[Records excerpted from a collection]

— START —

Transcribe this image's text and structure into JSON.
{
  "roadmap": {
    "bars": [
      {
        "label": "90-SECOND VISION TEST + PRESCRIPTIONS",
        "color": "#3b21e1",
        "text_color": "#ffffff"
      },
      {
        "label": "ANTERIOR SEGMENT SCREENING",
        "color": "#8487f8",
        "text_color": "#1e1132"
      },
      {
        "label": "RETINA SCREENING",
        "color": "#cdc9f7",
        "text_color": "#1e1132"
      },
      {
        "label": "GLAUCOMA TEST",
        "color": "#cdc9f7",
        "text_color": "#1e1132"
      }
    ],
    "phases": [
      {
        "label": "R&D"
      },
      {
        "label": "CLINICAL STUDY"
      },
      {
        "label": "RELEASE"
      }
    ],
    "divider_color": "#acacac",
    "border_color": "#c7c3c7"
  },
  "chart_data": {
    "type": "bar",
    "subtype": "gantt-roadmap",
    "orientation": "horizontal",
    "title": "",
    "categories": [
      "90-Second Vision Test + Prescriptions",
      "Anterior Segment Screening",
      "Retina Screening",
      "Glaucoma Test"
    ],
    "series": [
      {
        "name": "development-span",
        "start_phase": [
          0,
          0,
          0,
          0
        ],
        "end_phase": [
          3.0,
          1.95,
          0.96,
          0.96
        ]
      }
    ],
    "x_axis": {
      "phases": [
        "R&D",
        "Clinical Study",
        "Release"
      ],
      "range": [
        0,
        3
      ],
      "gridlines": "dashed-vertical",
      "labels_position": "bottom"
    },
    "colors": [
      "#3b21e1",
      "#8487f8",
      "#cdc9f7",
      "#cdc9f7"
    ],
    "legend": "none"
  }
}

— END —

Aim of the task
Quote the entire listing above exactly.

Answer for the task
Transcribe this image's text and structure into JSON.
{
  "roadmap": {
    "bars": [
      {
        "label": "90-SECOND VISION TEST + PRESCRIPTIONS",
        "color": "#3b21e1",
        "text_color": "#ffffff"
      },
      {
        "label": "ANTERIOR SEGMENT SCREENING",
        "color": "#8487f8",
        "text_color": "#1e1132"
      },
      {
        "label": "RETINA SCREENING",
        "color": "#cdc9f7",
        "text_color": "#1e1132"
      },
      {
        "label": "GLAUCOMA TEST",
        "color": "#cdc9f7",
        "text_color": "#1e1132"
      }
    ],
    "phases": [
      {
        "label": "R&D"
      },
      {
        "label": "CLINICAL STUDY"
      },
      {
        "label": "RELEASE"
      }
    ],
    "divider_color": "#acacac",
    "border_color": "#c7c3c7"
  },
  "chart_data": {
    "type": "bar",
    "subtype": "gantt-roadmap",
    "orientation": "horizontal",
    "title": "",
    "categories": [
      "90-Second Vision Test + Prescriptions",
      "Anterior Segment Screening",
      "Retina Screening",
      "Glaucoma Test"
    ],
    "series": [
      {
        "name": "development-span",
        "start_phase": [
          0,
          0,
          0,
          0
        ],
        "end_phase": [
          3.0,
          1.95,
          0.96,
          0.96
        ]
      }
    ],
    "x_axis": {
      "phases": [
        "R&D",
        "Clinical Study",
        "Release"
      ],
      "range": [
        0,
        3
      ],
      "gridlines": "dashed-vertical",
      "labels_position": "bottom"
    },
    "colors": [
      "#3b21e1",
      "#8487f8",
      "#cdc9f7",
      "#cdc9f7"
    ],
    "legend": "none"
  }
}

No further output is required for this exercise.